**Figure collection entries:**

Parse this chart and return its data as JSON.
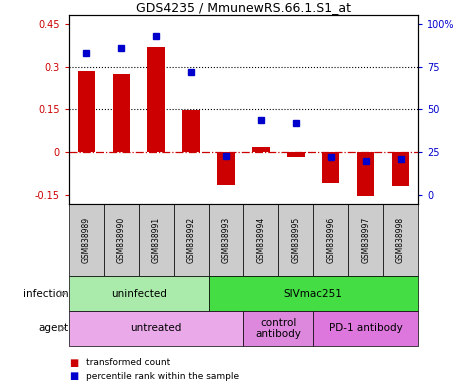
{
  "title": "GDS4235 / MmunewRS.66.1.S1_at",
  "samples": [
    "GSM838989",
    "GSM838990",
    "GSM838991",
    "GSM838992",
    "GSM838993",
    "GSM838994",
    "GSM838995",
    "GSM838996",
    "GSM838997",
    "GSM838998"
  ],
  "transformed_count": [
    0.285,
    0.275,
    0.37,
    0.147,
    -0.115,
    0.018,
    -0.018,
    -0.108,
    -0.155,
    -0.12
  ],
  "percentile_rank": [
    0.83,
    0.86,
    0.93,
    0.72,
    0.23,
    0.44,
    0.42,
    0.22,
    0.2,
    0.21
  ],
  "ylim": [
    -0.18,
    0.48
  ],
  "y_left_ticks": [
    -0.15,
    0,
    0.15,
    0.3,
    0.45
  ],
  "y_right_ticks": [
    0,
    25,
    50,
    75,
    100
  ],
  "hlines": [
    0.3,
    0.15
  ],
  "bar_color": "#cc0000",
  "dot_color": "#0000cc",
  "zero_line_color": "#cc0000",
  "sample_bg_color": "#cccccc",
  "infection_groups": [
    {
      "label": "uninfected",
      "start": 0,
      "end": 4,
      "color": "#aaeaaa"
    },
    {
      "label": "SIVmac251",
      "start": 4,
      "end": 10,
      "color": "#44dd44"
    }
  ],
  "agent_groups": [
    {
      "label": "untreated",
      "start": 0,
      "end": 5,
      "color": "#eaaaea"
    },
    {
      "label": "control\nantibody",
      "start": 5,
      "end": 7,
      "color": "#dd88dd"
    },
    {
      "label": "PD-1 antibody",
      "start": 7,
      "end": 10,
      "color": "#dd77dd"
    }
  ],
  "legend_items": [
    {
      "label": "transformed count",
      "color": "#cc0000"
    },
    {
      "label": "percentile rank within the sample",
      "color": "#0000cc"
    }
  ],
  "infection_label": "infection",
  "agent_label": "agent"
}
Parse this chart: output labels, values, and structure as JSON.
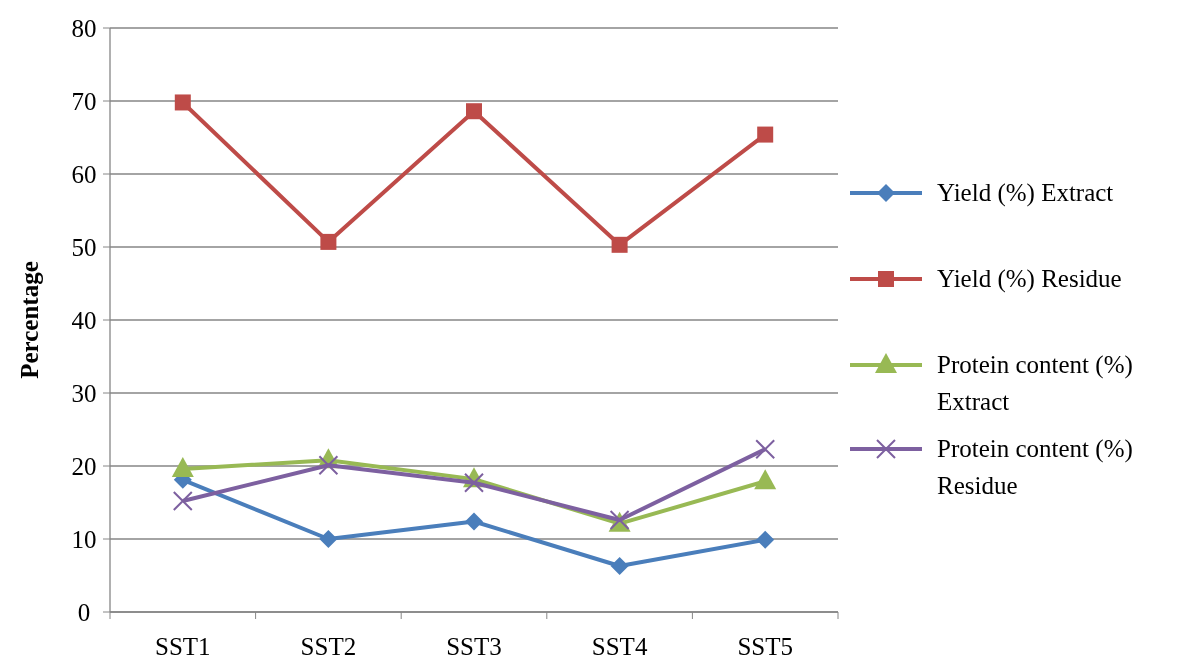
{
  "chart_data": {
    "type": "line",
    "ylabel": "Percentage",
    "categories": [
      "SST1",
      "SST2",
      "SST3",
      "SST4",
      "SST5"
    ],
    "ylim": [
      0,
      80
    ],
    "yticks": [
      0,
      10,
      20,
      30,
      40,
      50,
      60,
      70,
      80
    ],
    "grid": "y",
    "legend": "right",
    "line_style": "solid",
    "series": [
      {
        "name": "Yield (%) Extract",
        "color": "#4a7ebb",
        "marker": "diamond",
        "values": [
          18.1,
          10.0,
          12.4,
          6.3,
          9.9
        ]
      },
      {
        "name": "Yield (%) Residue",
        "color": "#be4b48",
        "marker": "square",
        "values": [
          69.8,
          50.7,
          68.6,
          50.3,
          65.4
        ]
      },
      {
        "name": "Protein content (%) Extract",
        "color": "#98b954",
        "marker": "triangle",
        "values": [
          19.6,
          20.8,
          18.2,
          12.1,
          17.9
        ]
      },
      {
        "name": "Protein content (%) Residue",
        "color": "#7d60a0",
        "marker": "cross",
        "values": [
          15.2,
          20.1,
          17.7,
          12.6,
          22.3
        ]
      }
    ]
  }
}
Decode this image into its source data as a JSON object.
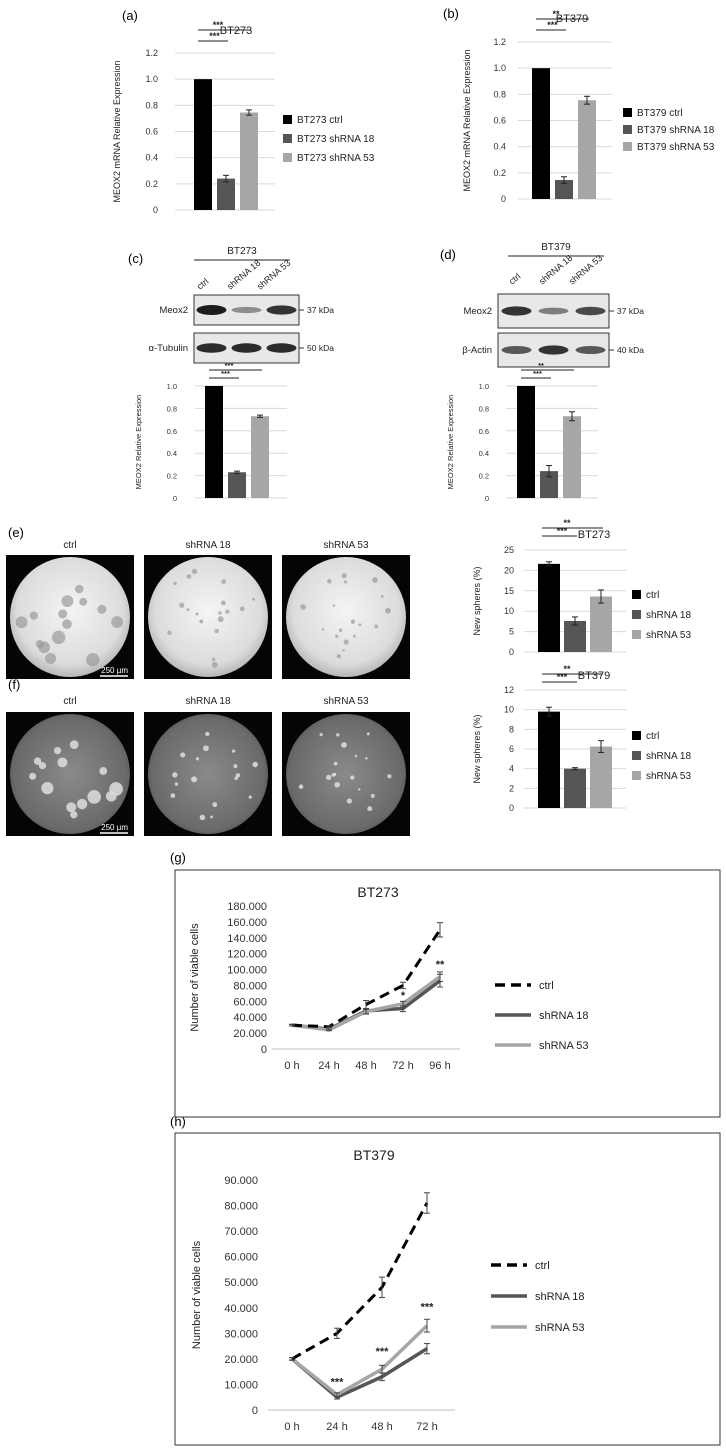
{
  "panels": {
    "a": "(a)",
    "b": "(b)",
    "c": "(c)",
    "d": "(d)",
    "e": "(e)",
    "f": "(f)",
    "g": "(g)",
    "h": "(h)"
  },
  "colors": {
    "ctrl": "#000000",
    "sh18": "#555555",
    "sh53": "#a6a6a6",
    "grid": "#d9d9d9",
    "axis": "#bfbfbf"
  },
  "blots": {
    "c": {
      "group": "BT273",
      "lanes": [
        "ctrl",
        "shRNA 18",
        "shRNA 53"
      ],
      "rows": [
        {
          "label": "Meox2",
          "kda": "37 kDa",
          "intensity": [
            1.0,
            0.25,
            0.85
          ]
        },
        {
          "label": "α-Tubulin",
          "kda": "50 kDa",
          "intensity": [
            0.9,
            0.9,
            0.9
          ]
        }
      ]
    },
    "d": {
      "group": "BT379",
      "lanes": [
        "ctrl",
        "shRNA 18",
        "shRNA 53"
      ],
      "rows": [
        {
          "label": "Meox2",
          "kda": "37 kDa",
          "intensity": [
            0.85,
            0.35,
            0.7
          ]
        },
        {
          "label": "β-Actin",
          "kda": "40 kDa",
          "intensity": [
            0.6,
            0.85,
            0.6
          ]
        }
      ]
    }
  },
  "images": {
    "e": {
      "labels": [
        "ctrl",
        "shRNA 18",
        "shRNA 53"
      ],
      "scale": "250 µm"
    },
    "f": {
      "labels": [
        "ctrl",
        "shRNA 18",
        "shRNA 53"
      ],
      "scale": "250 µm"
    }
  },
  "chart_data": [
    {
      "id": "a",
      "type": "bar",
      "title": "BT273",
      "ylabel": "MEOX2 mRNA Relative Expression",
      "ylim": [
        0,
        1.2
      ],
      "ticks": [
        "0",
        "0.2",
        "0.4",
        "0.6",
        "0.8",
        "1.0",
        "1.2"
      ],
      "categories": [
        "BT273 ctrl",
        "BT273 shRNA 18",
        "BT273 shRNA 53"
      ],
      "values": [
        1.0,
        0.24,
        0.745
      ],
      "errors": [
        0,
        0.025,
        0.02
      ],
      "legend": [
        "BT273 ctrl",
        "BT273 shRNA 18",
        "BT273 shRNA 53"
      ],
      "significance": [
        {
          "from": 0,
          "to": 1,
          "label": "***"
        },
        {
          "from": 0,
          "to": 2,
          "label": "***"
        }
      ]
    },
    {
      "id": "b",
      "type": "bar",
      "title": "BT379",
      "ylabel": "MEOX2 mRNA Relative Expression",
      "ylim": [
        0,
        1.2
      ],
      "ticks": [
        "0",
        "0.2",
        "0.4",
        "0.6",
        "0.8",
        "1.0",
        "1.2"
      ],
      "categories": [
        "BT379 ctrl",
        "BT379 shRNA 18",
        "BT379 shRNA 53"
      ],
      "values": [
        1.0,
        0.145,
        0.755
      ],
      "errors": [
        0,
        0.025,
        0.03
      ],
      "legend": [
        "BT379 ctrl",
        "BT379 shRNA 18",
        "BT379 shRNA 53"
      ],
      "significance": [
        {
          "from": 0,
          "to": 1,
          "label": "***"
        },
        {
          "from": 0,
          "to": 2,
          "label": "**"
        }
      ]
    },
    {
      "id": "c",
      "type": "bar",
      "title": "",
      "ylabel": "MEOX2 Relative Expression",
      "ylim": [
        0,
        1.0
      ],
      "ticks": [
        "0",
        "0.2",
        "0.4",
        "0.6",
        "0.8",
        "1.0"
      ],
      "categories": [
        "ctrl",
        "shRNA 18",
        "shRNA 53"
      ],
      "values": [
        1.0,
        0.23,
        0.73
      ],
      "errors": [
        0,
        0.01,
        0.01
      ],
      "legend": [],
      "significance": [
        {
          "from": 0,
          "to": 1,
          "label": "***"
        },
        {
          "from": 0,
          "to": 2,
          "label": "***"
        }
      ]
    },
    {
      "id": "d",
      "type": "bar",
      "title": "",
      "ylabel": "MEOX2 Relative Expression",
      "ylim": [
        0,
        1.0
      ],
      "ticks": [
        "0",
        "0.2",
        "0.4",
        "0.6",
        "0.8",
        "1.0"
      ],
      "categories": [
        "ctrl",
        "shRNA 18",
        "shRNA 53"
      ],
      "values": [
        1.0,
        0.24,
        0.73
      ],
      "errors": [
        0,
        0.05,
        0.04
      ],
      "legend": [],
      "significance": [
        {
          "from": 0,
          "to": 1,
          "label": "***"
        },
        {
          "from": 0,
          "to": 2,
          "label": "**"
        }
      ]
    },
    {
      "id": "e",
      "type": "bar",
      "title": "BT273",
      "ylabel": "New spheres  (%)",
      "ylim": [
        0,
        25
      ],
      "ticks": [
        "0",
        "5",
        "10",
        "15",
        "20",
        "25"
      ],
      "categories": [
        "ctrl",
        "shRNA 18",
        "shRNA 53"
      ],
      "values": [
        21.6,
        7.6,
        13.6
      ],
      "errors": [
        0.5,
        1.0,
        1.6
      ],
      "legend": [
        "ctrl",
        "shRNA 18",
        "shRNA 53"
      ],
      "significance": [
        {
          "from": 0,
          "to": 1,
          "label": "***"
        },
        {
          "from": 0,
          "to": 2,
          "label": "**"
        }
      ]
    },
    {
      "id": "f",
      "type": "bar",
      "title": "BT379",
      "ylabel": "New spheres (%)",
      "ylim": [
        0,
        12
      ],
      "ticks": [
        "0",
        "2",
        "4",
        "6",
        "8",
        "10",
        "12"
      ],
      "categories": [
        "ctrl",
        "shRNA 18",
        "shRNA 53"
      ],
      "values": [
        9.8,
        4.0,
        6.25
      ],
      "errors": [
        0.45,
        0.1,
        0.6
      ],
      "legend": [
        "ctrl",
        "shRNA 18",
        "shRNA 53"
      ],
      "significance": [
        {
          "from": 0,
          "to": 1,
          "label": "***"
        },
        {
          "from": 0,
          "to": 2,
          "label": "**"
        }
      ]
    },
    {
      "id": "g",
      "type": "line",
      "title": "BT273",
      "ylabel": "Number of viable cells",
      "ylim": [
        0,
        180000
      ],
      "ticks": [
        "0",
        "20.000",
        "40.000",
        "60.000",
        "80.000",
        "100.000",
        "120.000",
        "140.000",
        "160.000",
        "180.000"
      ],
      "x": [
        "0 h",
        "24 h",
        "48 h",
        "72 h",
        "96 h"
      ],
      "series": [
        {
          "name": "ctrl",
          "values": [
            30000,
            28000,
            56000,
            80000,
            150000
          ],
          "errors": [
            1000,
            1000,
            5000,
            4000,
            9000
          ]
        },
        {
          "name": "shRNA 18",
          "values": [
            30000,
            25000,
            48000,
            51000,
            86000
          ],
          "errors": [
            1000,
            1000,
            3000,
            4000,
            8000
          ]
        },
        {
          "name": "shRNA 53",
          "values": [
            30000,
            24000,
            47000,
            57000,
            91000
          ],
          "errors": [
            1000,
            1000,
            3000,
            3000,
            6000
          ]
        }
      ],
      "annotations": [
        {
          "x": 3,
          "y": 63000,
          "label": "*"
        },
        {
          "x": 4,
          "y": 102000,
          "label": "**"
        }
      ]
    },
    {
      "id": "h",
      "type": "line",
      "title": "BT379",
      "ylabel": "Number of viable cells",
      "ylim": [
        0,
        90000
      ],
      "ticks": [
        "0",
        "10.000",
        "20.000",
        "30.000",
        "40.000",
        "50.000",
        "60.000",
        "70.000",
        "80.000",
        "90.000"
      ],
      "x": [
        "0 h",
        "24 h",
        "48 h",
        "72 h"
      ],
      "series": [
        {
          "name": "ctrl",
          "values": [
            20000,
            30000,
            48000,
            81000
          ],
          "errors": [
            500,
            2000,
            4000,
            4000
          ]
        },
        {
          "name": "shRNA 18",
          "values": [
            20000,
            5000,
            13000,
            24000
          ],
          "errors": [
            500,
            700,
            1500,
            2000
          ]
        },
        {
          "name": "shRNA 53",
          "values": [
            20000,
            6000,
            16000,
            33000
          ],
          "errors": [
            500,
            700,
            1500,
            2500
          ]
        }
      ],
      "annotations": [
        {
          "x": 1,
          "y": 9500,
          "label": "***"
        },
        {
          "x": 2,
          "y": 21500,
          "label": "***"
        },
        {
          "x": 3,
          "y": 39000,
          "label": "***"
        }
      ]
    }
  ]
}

**Exercise brief:** Return every line in the records that includes the string "spheres".

**Solution for this task:**
      "ylabel": "New spheres  (%)",
      "ylabel": "New spheres (%)",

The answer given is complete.